▶ _What you have to do_: In the mailing-list excerpt on VFIO region flags, what does the flag defined as (1 << 2) indicate about a region?

===== Page extract

It is required not only for size, but also to fetch flags. Region flags 
could be combination of:

#define VFIO_REGION_INFO_FLAG_READ      (1 << 0) /* Region supports read */
#define VFIO_REGION_INFO_FLAG_WRITE     (1 << 1) /* Region supports write */
#define VFIO_REGION_INFO_FLAG_MMAP      (1 << 2) /* Region supports mmap */

Thanks,
Kirti.

>>
>>
>>  >> + * @validate_map_request:	Validate remap pfn request
>>  >> + *				@vdev: vgpu device structure
>>  >> + *				@virtaddr: target user address to start at
>>  >> + *				@pfn: physical address of kernel memory, GPU
>>  >> + *				driver can change if required.
>>  >> + *				@size: size of map area, GPU driver can change
>>  >> + *				the size of map area if desired.
>>  >> + *				@prot: page protection flags for this mapping,
>>  >> + *				GPU driver can change, if required.

==========
===== Dataset content

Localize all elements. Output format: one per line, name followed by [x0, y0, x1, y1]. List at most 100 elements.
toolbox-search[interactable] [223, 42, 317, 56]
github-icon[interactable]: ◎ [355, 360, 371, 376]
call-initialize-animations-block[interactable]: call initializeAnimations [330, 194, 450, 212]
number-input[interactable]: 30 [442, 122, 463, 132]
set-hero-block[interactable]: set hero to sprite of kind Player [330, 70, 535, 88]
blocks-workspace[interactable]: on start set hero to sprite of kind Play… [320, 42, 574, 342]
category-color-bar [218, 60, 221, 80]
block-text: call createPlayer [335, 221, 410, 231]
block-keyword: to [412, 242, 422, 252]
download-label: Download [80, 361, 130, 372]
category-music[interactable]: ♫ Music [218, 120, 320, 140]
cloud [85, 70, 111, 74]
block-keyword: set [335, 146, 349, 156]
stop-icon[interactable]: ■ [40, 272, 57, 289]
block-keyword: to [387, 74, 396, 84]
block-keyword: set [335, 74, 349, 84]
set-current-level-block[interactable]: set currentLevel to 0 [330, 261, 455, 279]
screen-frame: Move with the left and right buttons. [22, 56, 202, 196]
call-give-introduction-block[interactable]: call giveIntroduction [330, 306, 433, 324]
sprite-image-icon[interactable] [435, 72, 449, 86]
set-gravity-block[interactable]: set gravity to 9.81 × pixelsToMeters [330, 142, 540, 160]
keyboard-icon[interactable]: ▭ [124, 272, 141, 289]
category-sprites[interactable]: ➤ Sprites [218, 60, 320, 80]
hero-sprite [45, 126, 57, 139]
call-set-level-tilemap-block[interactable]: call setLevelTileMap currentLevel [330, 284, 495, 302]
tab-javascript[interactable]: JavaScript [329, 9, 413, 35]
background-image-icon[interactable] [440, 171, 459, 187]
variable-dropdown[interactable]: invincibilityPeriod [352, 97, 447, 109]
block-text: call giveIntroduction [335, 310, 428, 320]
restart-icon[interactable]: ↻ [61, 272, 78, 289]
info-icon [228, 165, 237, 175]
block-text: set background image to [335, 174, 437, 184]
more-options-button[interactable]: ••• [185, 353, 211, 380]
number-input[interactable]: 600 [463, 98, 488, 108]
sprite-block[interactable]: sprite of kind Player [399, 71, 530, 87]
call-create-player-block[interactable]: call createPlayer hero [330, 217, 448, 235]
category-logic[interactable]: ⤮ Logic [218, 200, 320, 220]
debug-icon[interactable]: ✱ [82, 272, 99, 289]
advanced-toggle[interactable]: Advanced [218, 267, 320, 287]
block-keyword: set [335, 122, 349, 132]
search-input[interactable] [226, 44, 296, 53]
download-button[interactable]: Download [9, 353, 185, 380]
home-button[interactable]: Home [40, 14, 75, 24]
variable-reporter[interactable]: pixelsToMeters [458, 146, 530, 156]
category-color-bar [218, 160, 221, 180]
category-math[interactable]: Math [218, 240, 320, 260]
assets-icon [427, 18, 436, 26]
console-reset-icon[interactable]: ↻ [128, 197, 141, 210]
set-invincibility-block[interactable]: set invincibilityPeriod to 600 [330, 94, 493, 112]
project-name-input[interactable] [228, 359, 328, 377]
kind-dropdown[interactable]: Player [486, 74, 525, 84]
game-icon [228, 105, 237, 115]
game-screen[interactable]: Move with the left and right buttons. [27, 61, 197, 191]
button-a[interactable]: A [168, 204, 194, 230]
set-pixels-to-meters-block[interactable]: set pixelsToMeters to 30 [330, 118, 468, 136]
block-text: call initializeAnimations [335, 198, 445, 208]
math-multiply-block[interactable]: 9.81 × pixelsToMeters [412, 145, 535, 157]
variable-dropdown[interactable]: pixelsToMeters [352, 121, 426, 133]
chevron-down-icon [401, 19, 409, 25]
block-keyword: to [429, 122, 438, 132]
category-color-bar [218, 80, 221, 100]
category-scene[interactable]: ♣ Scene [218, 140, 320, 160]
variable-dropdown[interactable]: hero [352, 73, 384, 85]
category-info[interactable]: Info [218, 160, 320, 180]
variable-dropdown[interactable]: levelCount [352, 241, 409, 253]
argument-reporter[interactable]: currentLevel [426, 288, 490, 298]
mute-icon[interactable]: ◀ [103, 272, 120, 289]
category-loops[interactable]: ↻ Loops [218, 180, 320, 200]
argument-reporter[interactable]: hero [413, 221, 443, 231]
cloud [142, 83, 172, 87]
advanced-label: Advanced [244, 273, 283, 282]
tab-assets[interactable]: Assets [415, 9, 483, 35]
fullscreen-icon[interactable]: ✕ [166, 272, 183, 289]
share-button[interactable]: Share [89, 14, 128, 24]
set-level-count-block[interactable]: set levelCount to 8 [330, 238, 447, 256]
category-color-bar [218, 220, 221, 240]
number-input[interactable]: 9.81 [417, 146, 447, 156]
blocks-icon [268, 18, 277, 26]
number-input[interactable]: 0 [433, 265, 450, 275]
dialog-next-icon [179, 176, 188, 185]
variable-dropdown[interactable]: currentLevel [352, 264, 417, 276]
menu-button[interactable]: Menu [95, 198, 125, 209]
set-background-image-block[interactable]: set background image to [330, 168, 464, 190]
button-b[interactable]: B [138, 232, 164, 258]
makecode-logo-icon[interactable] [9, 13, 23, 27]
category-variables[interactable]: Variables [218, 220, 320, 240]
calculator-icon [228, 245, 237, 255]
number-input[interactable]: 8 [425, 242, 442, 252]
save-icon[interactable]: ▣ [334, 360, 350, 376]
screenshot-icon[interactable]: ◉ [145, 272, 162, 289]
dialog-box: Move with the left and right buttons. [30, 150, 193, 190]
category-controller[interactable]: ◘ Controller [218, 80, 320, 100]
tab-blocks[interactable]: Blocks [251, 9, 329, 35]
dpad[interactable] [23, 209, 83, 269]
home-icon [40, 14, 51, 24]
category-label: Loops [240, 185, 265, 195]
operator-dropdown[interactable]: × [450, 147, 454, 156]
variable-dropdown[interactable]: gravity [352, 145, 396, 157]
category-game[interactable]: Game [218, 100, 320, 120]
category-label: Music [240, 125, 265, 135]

==========

▶ _The solution_: It indicates that the region supports mmap.